[Data extracted from a collection]
--------

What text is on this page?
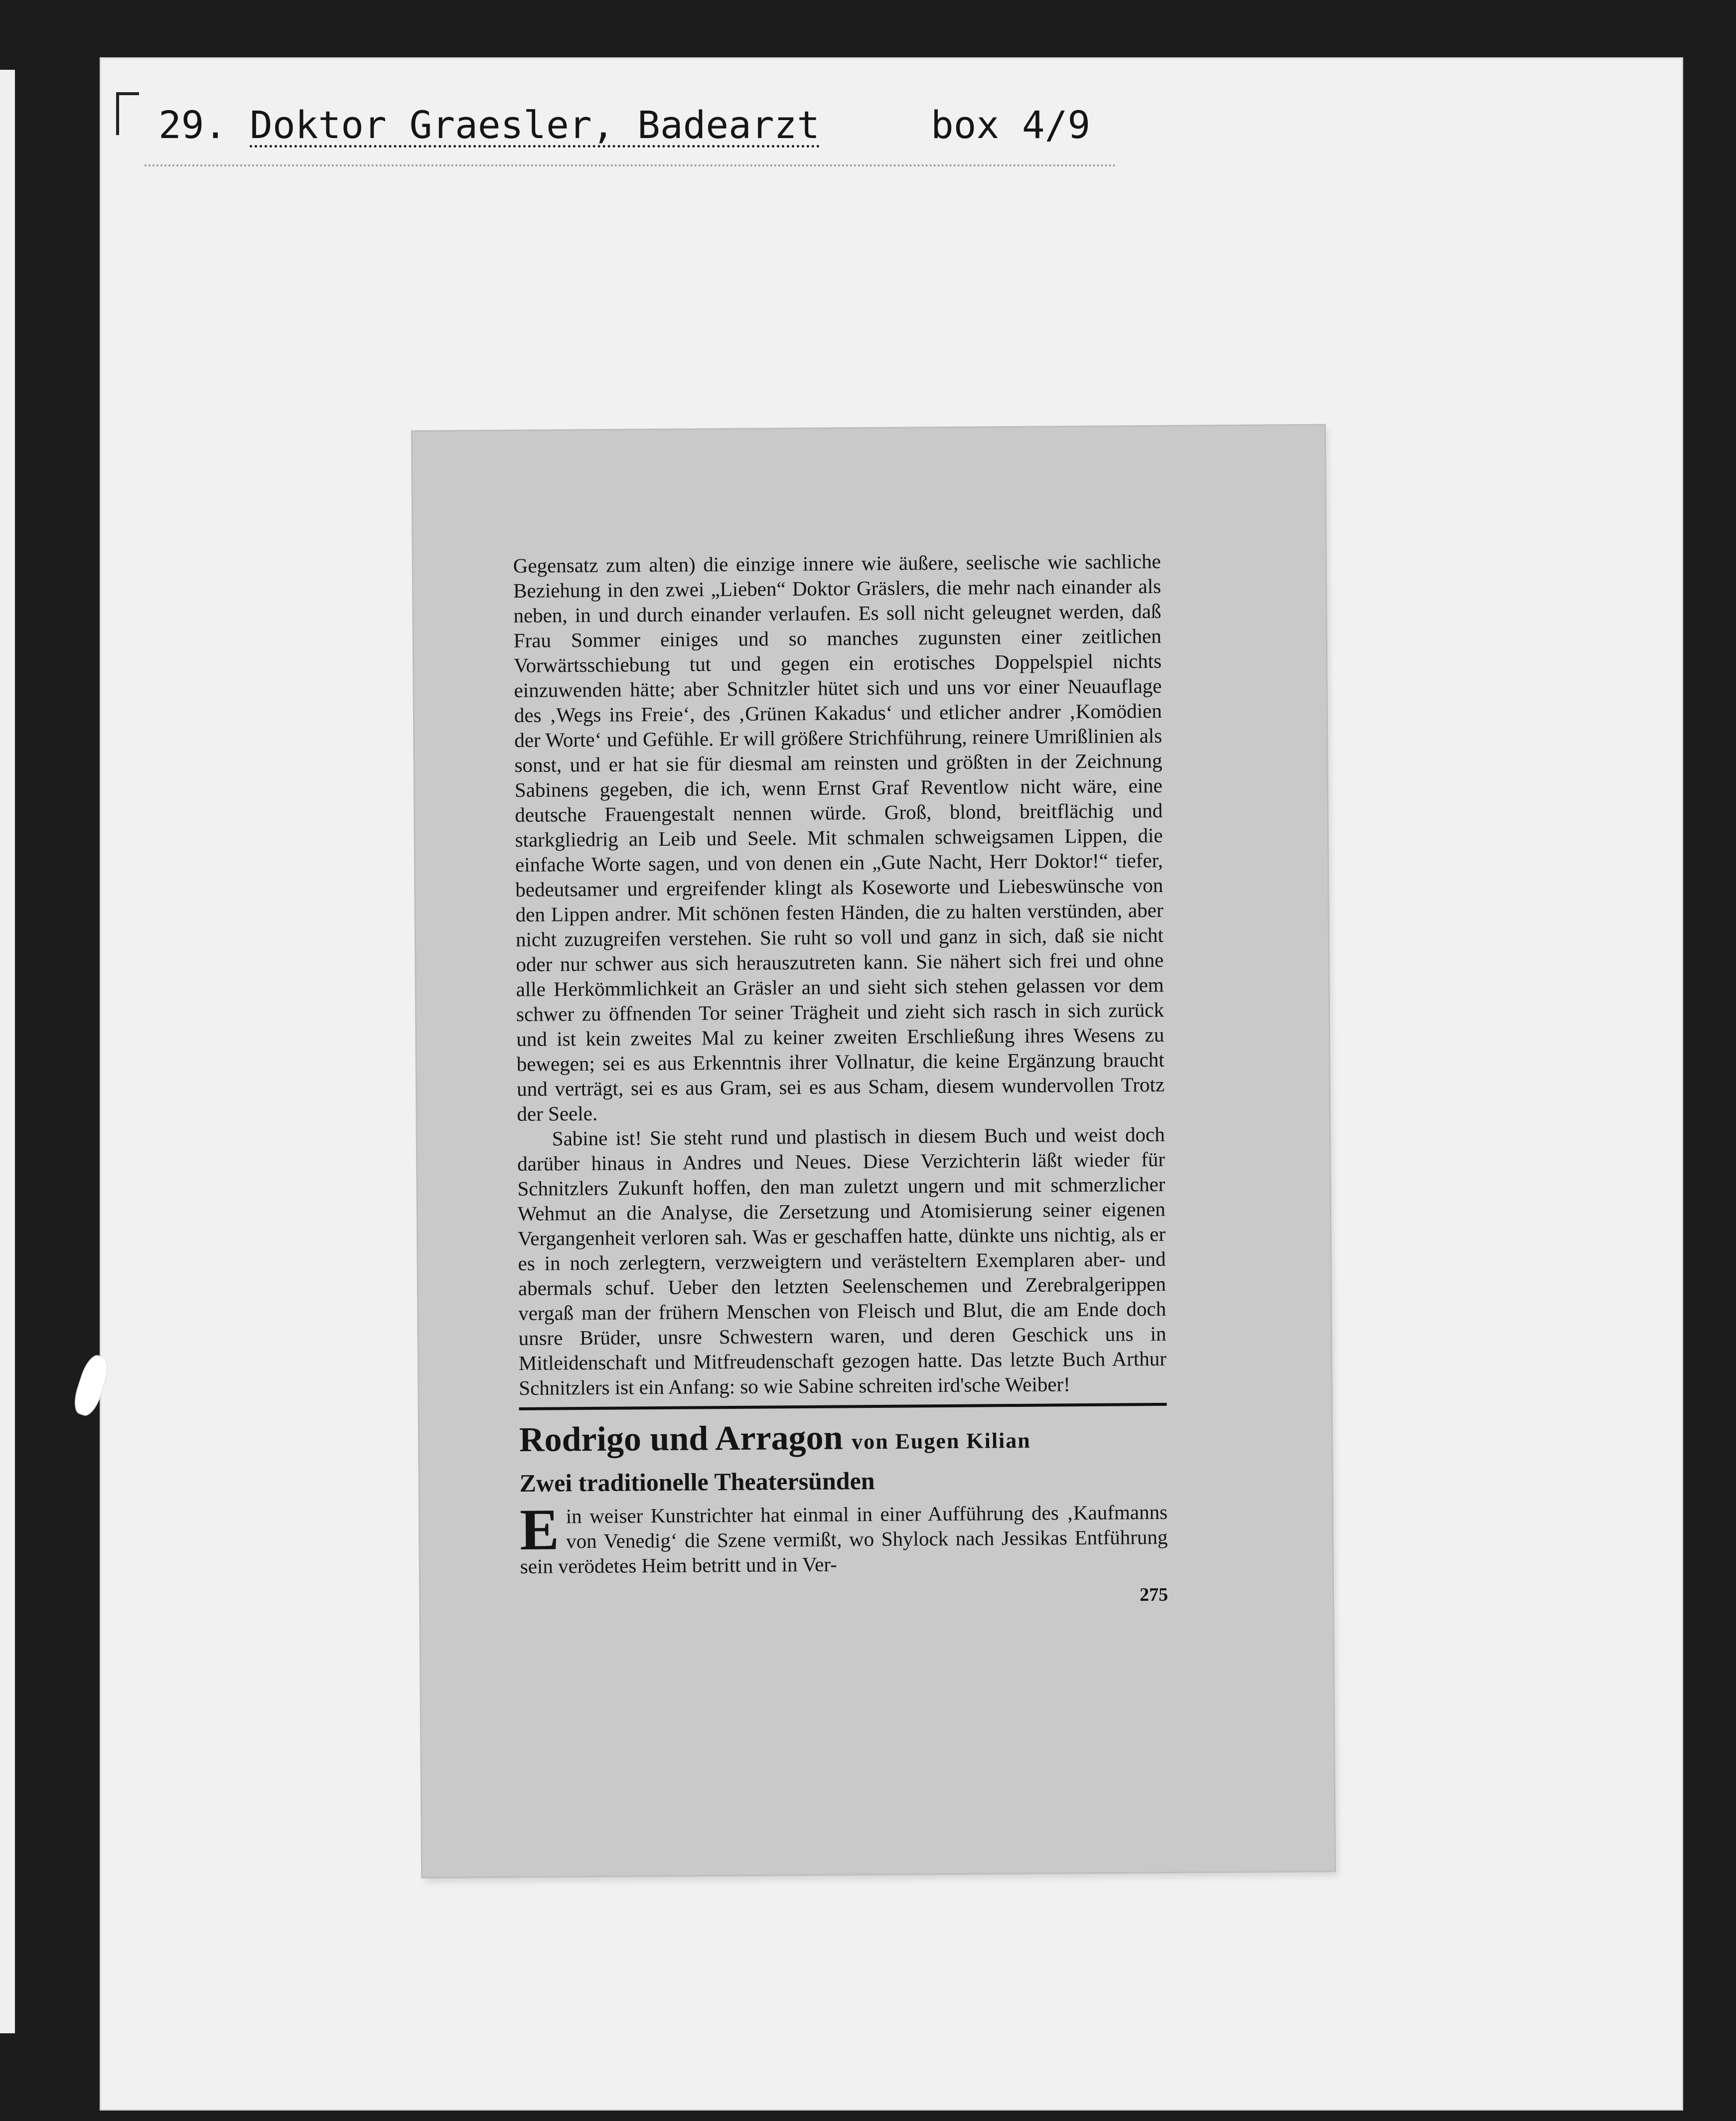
29. Doktor Graesler, Badearzt	box 4/9

Gegensatz zum alten) die einzige innere wie äußere, seelische wie sachliche Beziehung in den zwei „Lieben“ Doktor Gräslers, die mehr nach einander als neben, in und durch einander verlaufen. Es soll nicht geleugnet werden, daß Frau Sommer einiges und so manches zugunsten einer zeitlichen Vorwärtsschiebung tut und gegen ein erotisches Doppelspiel nichts einzuwenden hätte; aber Schnitzler hütet sich und uns vor einer Neuauflage des ‚Wegs ins Freie‘, des ‚Grünen Kakadus‘ und etlicher andrer ‚Komödien der Worte‘ und Gefühle. Er will größere Strichführung, reinere Umrißlinien als sonst, und er hat sie für diesmal am reinsten und größten in der Zeichnung Sabinens gegeben, die ich, wenn Ernst Graf Reventlow nicht wäre, eine deutsche Frauengestalt nennen würde. Groß, blond, breitflächig und starkgliedrig an Leib und Seele. Mit schmalen schweigsamen Lippen, die einfache Worte sagen, und von denen ein „Gute Nacht, Herr Doktor!“ tiefer, bedeutsamer und ergreifender klingt als Koseworte und Liebeswünsche von den Lippen andrer. Mit schönen festen Händen, die zu halten verstünden, aber nicht zuzugreifen verstehen. Sie ruht so voll und ganz in sich, daß sie nicht oder nur schwer aus sich herauszutreten kann. Sie nähert sich frei und ohne alle Herkömmlichkeit an Gräsler an und sieht sich stehen gelassen vor dem schwer zu öffnenden Tor seiner Trägheit und zieht sich rasch in sich zurück und ist kein zweites Mal zu keiner zweiten Erschließung ihres Wesens zu bewegen; sei es aus Erkenntnis ihrer Vollnatur, die keine Ergänzung braucht und verträgt, sei es aus Gram, sei es aus Scham, diesem wundervollen Trotz der Seele.

Sabine ist! Sie steht rund und plastisch in diesem Buch und weist doch darüber hinaus in Andres und Neues. Diese Verzichterin läßt wieder für Schnitzlers Zukunft hoffen, den man zuletzt ungern und mit schmerzlicher Wehmut an die Analyse, die Zersetzung und Atomisierung seiner eigenen Vergangenheit verloren sah. Was er geschaffen hatte, dünkte uns nichtig, als er es in noch zerlegtern, verzweigtern und verästeltern Exemplaren aber- und abermals schuf. Ueber den letzten Seelenschemen und Zerebralgerippen vergaß man der frühern Menschen von Fleisch und Blut, die am Ende doch unsre Brüder, unsre Schwestern waren, und deren Geschick uns in Mitleidenschaft und Mitfreudenschaft gezogen hatte. Das letzte Buch Arthur Schnitzlers ist ein Anfang: so wie Sabine schreiten ird'sche Weiber!

Rodrigo und Arragon von Eugen Kilian
Zwei traditionelle Theatersünden

E in weiser Kunstrichter hat einmal in einer Aufführung des ‚Kaufmanns von Venedig‘ die Szene vermißt, wo Shylock nach Jessikas Entführung sein verödetes Heim betritt und in Ver-

275
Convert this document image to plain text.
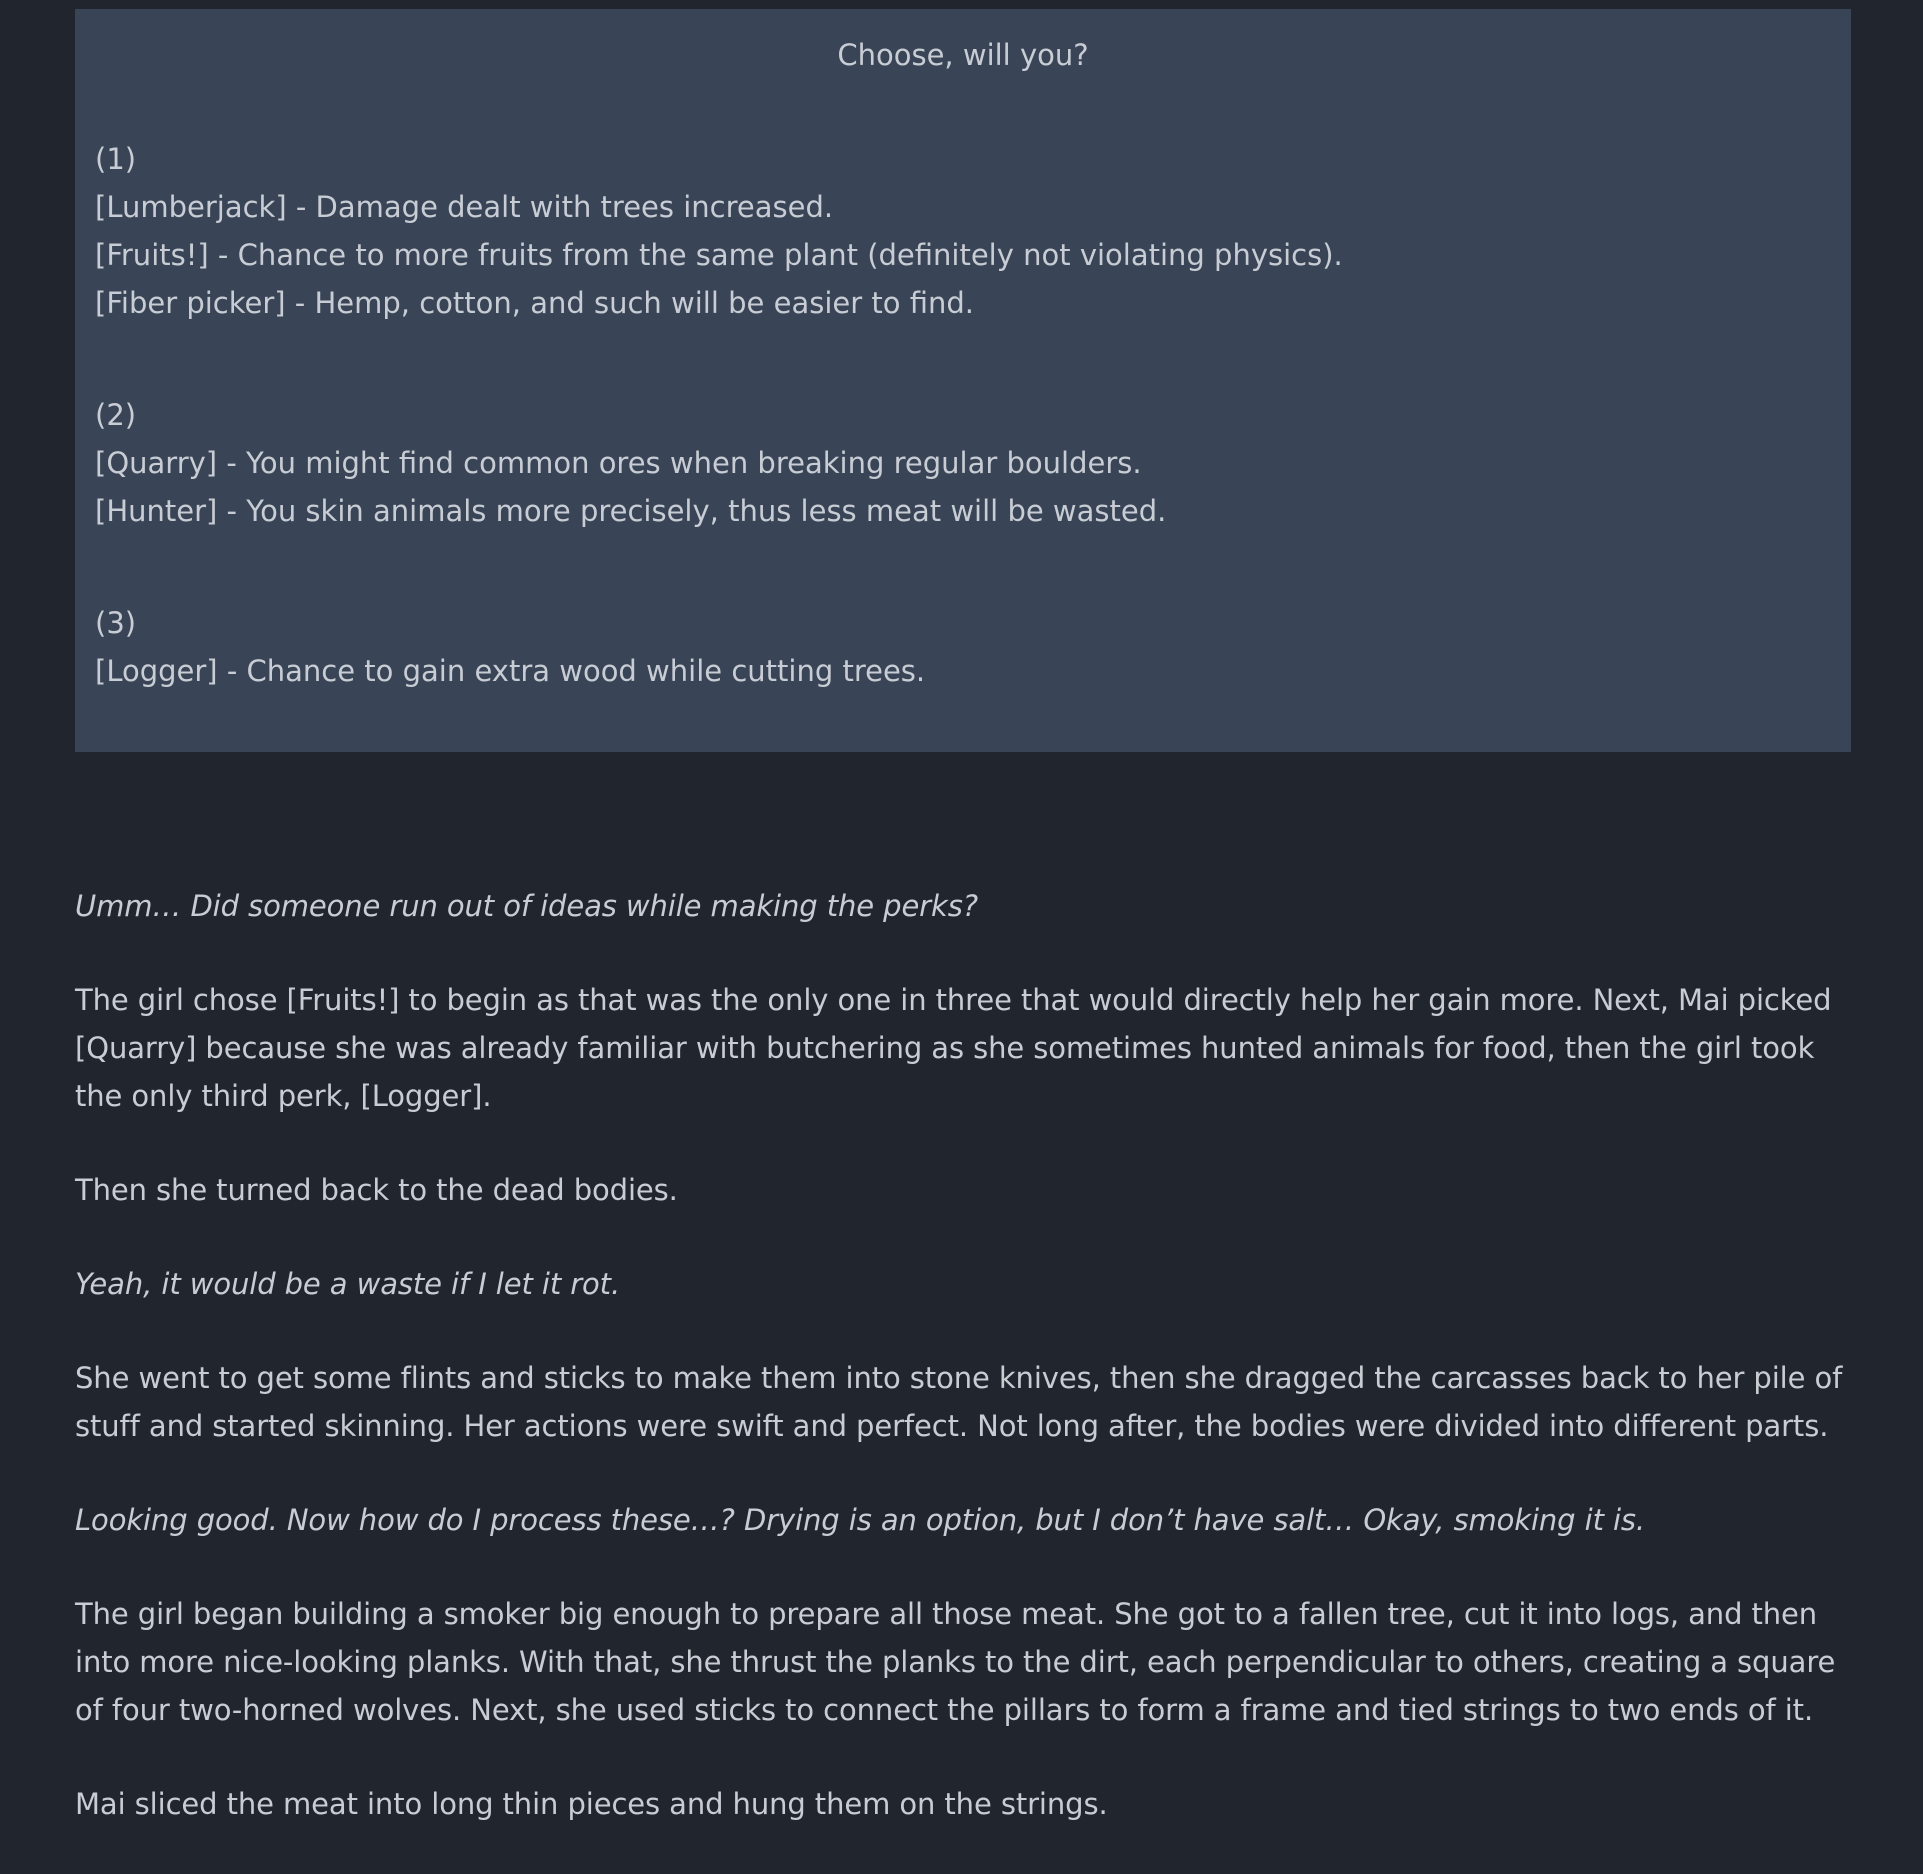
Choose, will you?

(1)

[Lumberjack] - Damage dealt with trees increased.

[Fruits!] - Chance to more fruits from the same plant (definitely not violating physics).

[Fiber picker] - Hemp, cotton, and such will be easier to find.

(2)

[Quarry] - You might find common ores when breaking regular boulders.

[Hunter] - You skin animals more precisely, thus less meat will be wasted.

(3)

[Logger] - Chance to gain extra wood while cutting trees.

Umm… Did someone run out of ideas while making the perks?

The girl chose [Fruits!] to begin as that was the only one in three that would directly help her gain more. Next, Mai picked [Quarry] because she was already familiar with butchering as she sometimes hunted animals for food, then the girl took the only third perk, [Logger].

Then she turned back to the dead bodies.

Yeah, it would be a waste if I let it rot.

She went to get some flints and sticks to make them into stone knives, then she dragged the carcasses back to her pile of stuff and started skinning. Her actions were swift and perfect. Not long after, the bodies were divided into different parts.

Looking good. Now how do I process these…? Drying is an option, but I don’t have salt… Okay, smoking it is.

The girl began building a smoker big enough to prepare all those meat. She got to a fallen tree, cut it into logs, and then into more nice-looking planks. With that, she thrust the planks to the dirt, each perpendicular to others, creating a square of four two-horned wolves. Next, she used sticks to connect the pillars to form a frame and tied strings to two ends of it.

Mai sliced the meat into long thin pieces and hung them on the strings.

--------

DIRECTIONS FOR THIS TASK: Which lines hold the word "that"? Copy each of them from the records.

RESPONSE TO THE TASK:
The girl chose [Fruits!] to begin as that was the only one in three that would directly help her gain more. Next, Mai picked [Quarry] because she was already familiar with butchering as she sometimes hunted animals for food, then the girl took the only third perk, [Logger].
The girl began building a smoker big enough to prepare all those meat. She got to a fallen tree, cut it into logs, and then into more nice-looking planks. With that, she thrust the planks to the dirt, each perpendicular to others, creating a square of four two-horned wolves. Next, she used sticks to connect the pillars to form a frame and tied strings to two ends of it.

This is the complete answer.